**What you should do**
Every entry must be given again exactly.

*** Records provided ***

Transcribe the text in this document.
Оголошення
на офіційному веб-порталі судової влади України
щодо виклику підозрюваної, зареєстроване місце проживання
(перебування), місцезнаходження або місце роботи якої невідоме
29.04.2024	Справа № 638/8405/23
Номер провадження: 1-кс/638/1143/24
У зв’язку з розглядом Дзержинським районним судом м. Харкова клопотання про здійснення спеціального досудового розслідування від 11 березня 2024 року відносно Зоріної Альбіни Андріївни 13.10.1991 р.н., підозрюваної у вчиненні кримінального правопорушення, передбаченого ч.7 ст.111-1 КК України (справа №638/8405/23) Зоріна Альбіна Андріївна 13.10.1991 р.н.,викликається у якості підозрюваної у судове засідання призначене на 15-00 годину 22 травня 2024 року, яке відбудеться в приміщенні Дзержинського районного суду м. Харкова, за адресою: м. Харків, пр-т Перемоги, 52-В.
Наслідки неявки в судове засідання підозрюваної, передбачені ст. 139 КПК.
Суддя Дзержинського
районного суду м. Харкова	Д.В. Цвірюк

***

**Output for this exercise**
Transcribe the text in this document.
Оголошення
на офіційному веб-порталі судової влади України
щодо виклику підозрюваної, зареєстроване місце проживання
(перебування), місцезнаходження або місце роботи якої невідоме
29.04.2024	Справа № 638/8405/23
Номер провадження: 1-кс/638/1143/24
У зв’язку з розглядом Дзержинським районним судом м. Харкова клопотання про здійснення спеціального досудового розслідування від 11 березня 2024 року відносно Зоріної Альбіни Андріївни 13.10.1991 р.н., підозрюваної у вчиненні кримінального правопорушення, передбаченого ч.7 ст.111-1 КК України (справа №638/8405/23) Зоріна Альбіна Андріївна 13.10.1991 р.н.,викликається у якості підозрюваної у судове засідання призначене на 15-00 годину 22 травня 2024 року, яке відбудеться в приміщенні Дзержинського районного суду м. Харкова, за адресою: м. Харків, пр-т Перемоги, 52-В.
Наслідки неявки в судове засідання підозрюваної, передбачені ст. 139 КПК.
Суддя Дзержинського
районного суду м. Харкова	Д.В. Цвірюк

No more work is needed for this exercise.